**Stated goal**
Each entry below should be echoed exactly, with pictures omitted.

**Records from a collection of figures**
>> START
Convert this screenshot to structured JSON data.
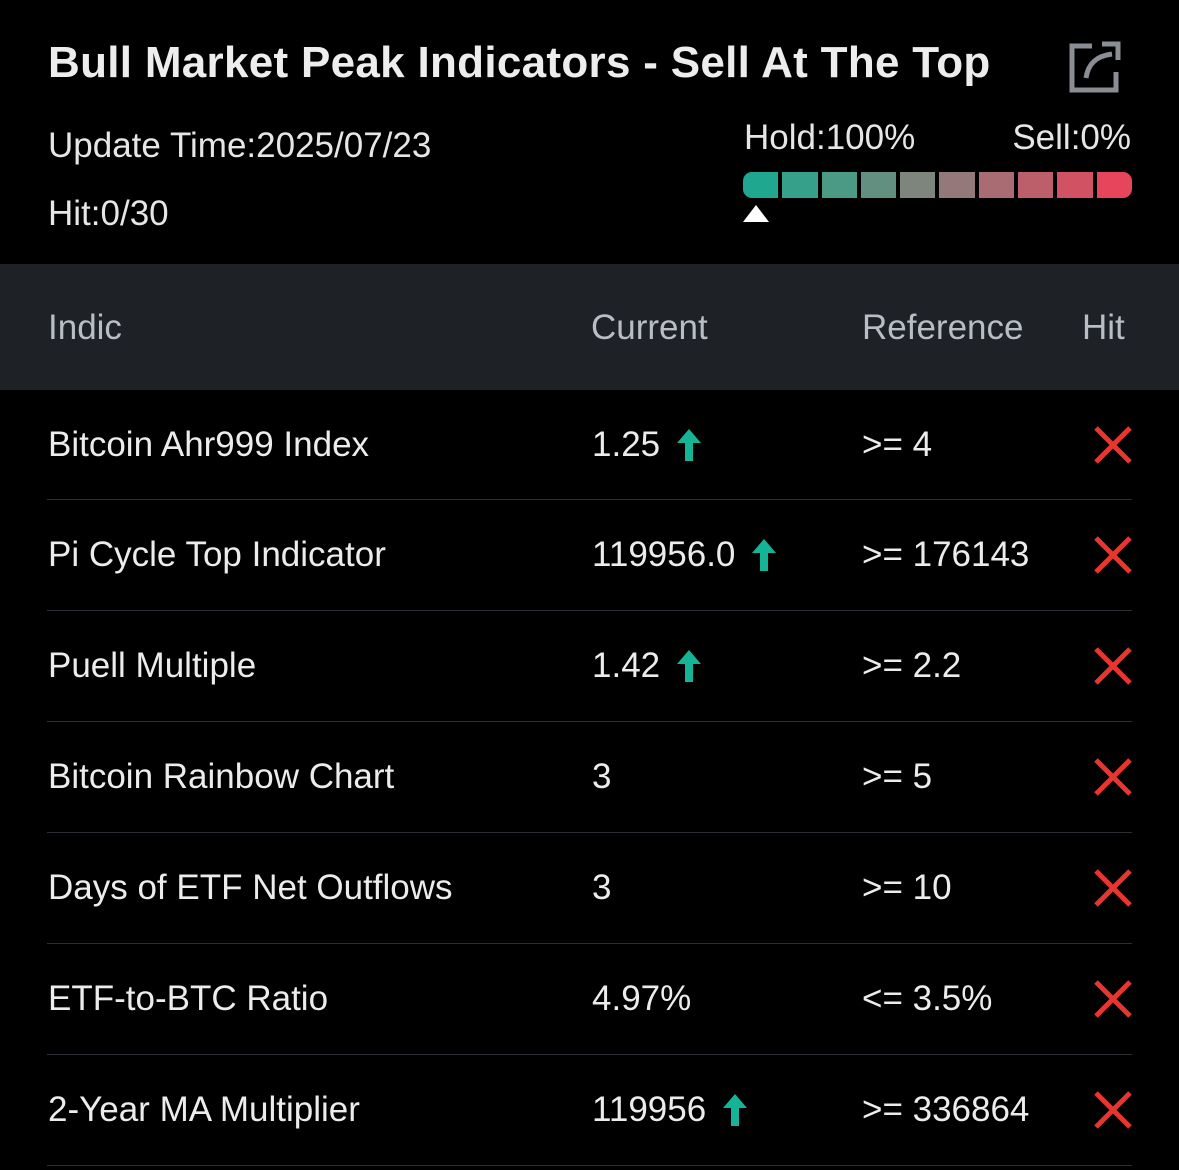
{
  "header": {
    "title": "Bull Market Peak Indicators - Sell At The Top",
    "update_time": "Update Time:2025/07/23",
    "hit_summary": "Hit:0/30",
    "share_icon": "share-icon"
  },
  "gauge": {
    "hold_label": "Hold:100%",
    "sell_label": "Sell:0%",
    "hold_percent": 100,
    "sell_percent": 0,
    "segment_colors": [
      "#1fa88f",
      "#36a08a",
      "#4b9a86",
      "#628f80",
      "#7d857c",
      "#937979",
      "#a96c72",
      "#bd5f6b",
      "#d05263",
      "#e6455b"
    ],
    "marker_position_percent": 0
  },
  "table": {
    "headers": {
      "indicator": "Indic",
      "current": "Current",
      "reference": "Reference",
      "hit": "Hit"
    },
    "rows": [
      {
        "name": "Bitcoin Ahr999 Index",
        "current": "1.25",
        "trend": "up",
        "reference": ">= 4",
        "hit": false
      },
      {
        "name": "Pi Cycle Top Indicator",
        "current": "119956.0",
        "trend": "up",
        "reference": ">= 176143",
        "hit": false
      },
      {
        "name": "Puell Multiple",
        "current": "1.42",
        "trend": "up",
        "reference": ">= 2.2",
        "hit": false
      },
      {
        "name": "Bitcoin Rainbow Chart",
        "current": "3",
        "trend": "",
        "reference": ">= 5",
        "hit": false
      },
      {
        "name": "Days of ETF Net Outflows",
        "current": "3",
        "trend": "",
        "reference": ">= 10",
        "hit": false
      },
      {
        "name": "ETF-to-BTC Ratio",
        "current": "4.97%",
        "trend": "",
        "reference": "<= 3.5%",
        "hit": false
      },
      {
        "name": "2-Year MA Multiplier",
        "current": "119956",
        "trend": "up",
        "reference": ">= 336864",
        "hit": false
      }
    ]
  },
  "colors": {
    "up_arrow": "#16b496",
    "miss_mark": "#e8362e",
    "background": "#000000",
    "header_row_bg": "#1e2125"
  }
}
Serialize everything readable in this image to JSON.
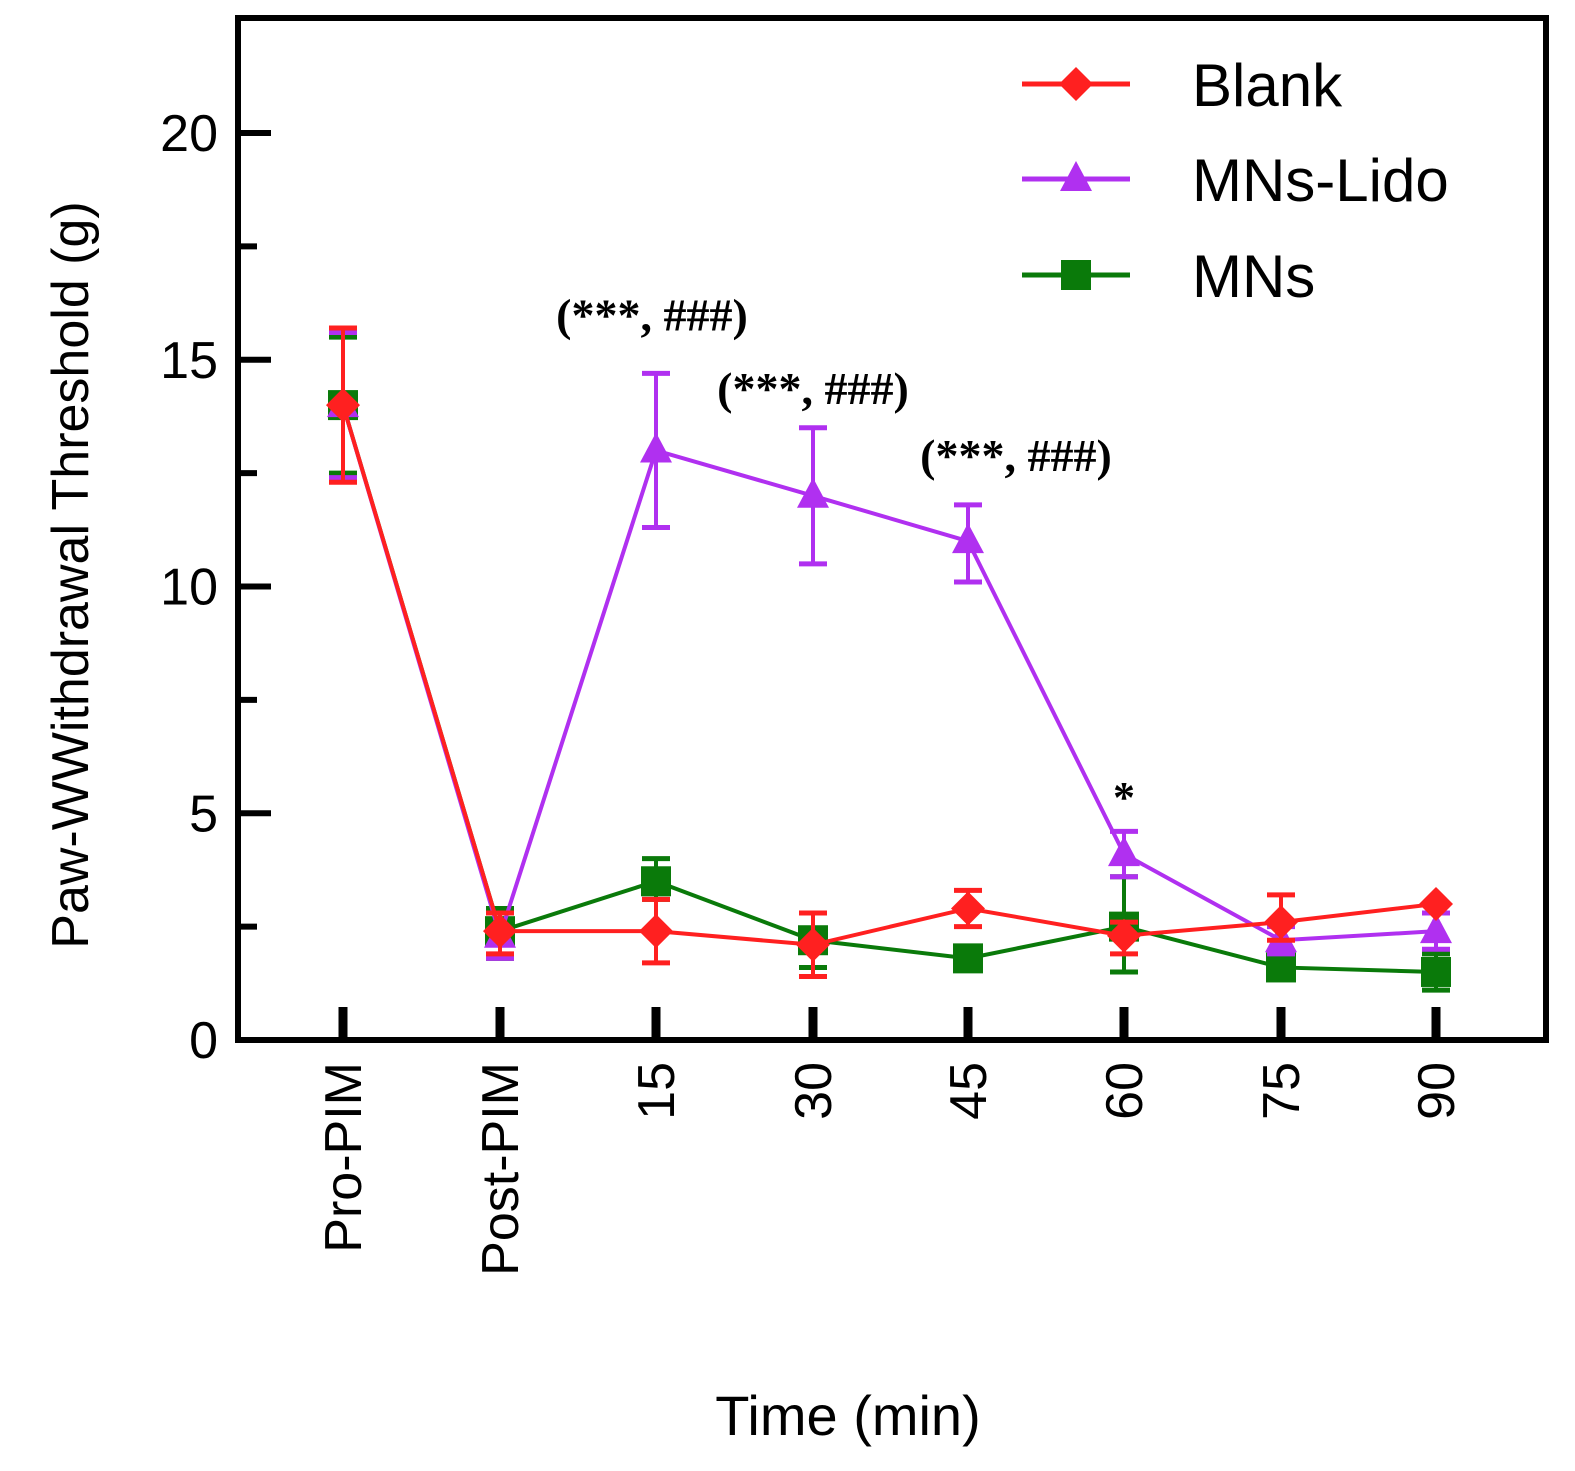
{
  "chart_data": {
    "type": "line",
    "title": "",
    "xlabel": "Time (min)",
    "ylabel": "Paw-WWithdrawal Threshold (g)",
    "categories": [
      "Pro-PIM",
      "Post-PIM",
      "15",
      "30",
      "45",
      "60",
      "75",
      "90"
    ],
    "ylim": [
      0,
      22.5
    ],
    "yticks": [
      0,
      5,
      10,
      15,
      20
    ],
    "yminor_ticks": [
      2.5,
      7.5,
      12.5,
      17.5
    ],
    "grid": false,
    "legend_position": "top-right",
    "series": [
      {
        "name": "Blank",
        "color": "#ff2020",
        "marker": "diamond",
        "values": [
          14.0,
          2.4,
          2.4,
          2.1,
          2.9,
          2.3,
          2.6,
          3.0
        ],
        "err_low": [
          12.3,
          1.9,
          1.7,
          1.4,
          2.5,
          1.9,
          2.2,
          3.0
        ],
        "err_high": [
          15.7,
          2.8,
          3.1,
          2.8,
          3.3,
          2.6,
          3.2,
          3.0
        ]
      },
      {
        "name": "MNs-Lido",
        "color": "#b030f0",
        "marker": "triangle",
        "values": [
          14.0,
          2.3,
          13.0,
          12.0,
          11.0,
          4.1,
          2.2,
          2.4
        ],
        "err_low": [
          12.4,
          1.8,
          11.3,
          10.5,
          10.1,
          3.6,
          1.9,
          2.0
        ],
        "err_high": [
          15.6,
          2.8,
          14.7,
          13.5,
          11.8,
          4.6,
          2.5,
          2.8
        ]
      },
      {
        "name": "MNs",
        "color": "#0a7a0a",
        "marker": "square",
        "values": [
          14.0,
          2.4,
          3.5,
          2.2,
          1.8,
          2.5,
          1.6,
          1.5
        ],
        "err_low": [
          12.5,
          1.8,
          3.1,
          1.6,
          1.8,
          1.5,
          1.6,
          1.1
        ],
        "err_high": [
          15.5,
          2.9,
          4.0,
          2.8,
          1.8,
          3.6,
          1.6,
          1.9
        ]
      }
    ],
    "annotations": [
      {
        "text": "(***, ###)",
        "category": "15",
        "series": "MNs-Lido"
      },
      {
        "text": "(***, ###)",
        "category": "30",
        "series": "MNs-Lido"
      },
      {
        "text": "(***, ###)",
        "category": "45",
        "series": "MNs-Lido"
      },
      {
        "text": "*",
        "category": "60",
        "series": "MNs-Lido"
      }
    ]
  }
}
>> END
**Exercise response**
Convert this screenshot to structured JSON data.
{
  "header": {
    "title": "Bull Market Peak Indicators - Sell At The Top",
    "update_time": "Update Time:2025/07/23",
    "hit_summary": "Hit:0/30",
    "share_icon": "share-icon"
  },
  "gauge": {
    "hold_label": "Hold:100%",
    "sell_label": "Sell:0%",
    "hold_percent": 100,
    "sell_percent": 0,
    "segment_colors": [
      "#1fa88f",
      "#36a08a",
      "#4b9a86",
      "#628f80",
      "#7d857c",
      "#937979",
      "#a96c72",
      "#bd5f6b",
      "#d05263",
      "#e6455b"
    ],
    "marker_position_percent": 0
  },
  "table": {
    "headers": {
      "indicator": "Indic",
      "current": "Current",
      "reference": "Reference",
      "hit": "Hit"
    },
    "rows": [
      {
        "name": "Bitcoin Ahr999 Index",
        "current": "1.25",
        "trend": "up",
        "reference": ">= 4",
        "hit": false
      },
      {
        "name": "Pi Cycle Top Indicator",
        "current": "119956.0",
        "trend": "up",
        "reference": ">= 176143",
        "hit": false
      },
      {
        "name": "Puell Multiple",
        "current": "1.42",
        "trend": "up",
        "reference": ">= 2.2",
        "hit": false
      },
      {
        "name": "Bitcoin Rainbow Chart",
        "current": "3",
        "trend": "",
        "reference": ">= 5",
        "hit": false
      },
      {
        "name": "Days of ETF Net Outflows",
        "current": "3",
        "trend": "",
        "reference": ">= 10",
        "hit": false
      },
      {
        "name": "ETF-to-BTC Ratio",
        "current": "4.97%",
        "trend": "",
        "reference": "<= 3.5%",
        "hit": false
      },
      {
        "name": "2-Year MA Multiplier",
        "current": "119956",
        "trend": "up",
        "reference": ">= 336864",
        "hit": false
      }
    ]
  },
  "colors": {
    "up_arrow": "#16b496",
    "miss_mark": "#e8362e",
    "background": "#000000",
    "header_row_bg": "#1e2125"
  }
}
Serialize everything readable in this image to JSON.
{
  "chart_data": {
    "type": "line",
    "title": "",
    "xlabel": "Time (min)",
    "ylabel": "Paw-WWithdrawal Threshold (g)",
    "categories": [
      "Pro-PIM",
      "Post-PIM",
      "15",
      "30",
      "45",
      "60",
      "75",
      "90"
    ],
    "ylim": [
      0,
      22.5
    ],
    "yticks": [
      0,
      5,
      10,
      15,
      20
    ],
    "yminor_ticks": [
      2.5,
      7.5,
      12.5,
      17.5
    ],
    "grid": false,
    "legend_position": "top-right",
    "series": [
      {
        "name": "Blank",
        "color": "#ff2020",
        "marker": "diamond",
        "values": [
          14.0,
          2.4,
          2.4,
          2.1,
          2.9,
          2.3,
          2.6,
          3.0
        ],
        "err_low": [
          12.3,
          1.9,
          1.7,
          1.4,
          2.5,
          1.9,
          2.2,
          3.0
        ],
        "err_high": [
          15.7,
          2.8,
          3.1,
          2.8,
          3.3,
          2.6,
          3.2,
          3.0
        ]
      },
      {
        "name": "MNs-Lido",
        "color": "#b030f0",
        "marker": "triangle",
        "values": [
          14.0,
          2.3,
          13.0,
          12.0,
          11.0,
          4.1,
          2.2,
          2.4
        ],
        "err_low": [
          12.4,
          1.8,
          11.3,
          10.5,
          10.1,
          3.6,
          1.9,
          2.0
        ],
        "err_high": [
          15.6,
          2.8,
          14.7,
          13.5,
          11.8,
          4.6,
          2.5,
          2.8
        ]
      },
      {
        "name": "MNs",
        "color": "#0a7a0a",
        "marker": "square",
        "values": [
          14.0,
          2.4,
          3.5,
          2.2,
          1.8,
          2.5,
          1.6,
          1.5
        ],
        "err_low": [
          12.5,
          1.8,
          3.1,
          1.6,
          1.8,
          1.5,
          1.6,
          1.1
        ],
        "err_high": [
          15.5,
          2.9,
          4.0,
          2.8,
          1.8,
          3.6,
          1.6,
          1.9
        ]
      }
    ],
    "annotations": [
      {
        "text": "(***, ###)",
        "category": "15",
        "series": "MNs-Lido"
      },
      {
        "text": "(***, ###)",
        "category": "30",
        "series": "MNs-Lido"
      },
      {
        "text": "(***, ###)",
        "category": "45",
        "series": "MNs-Lido"
      },
      {
        "text": "*",
        "category": "60",
        "series": "MNs-Lido"
      }
    ]
  }
}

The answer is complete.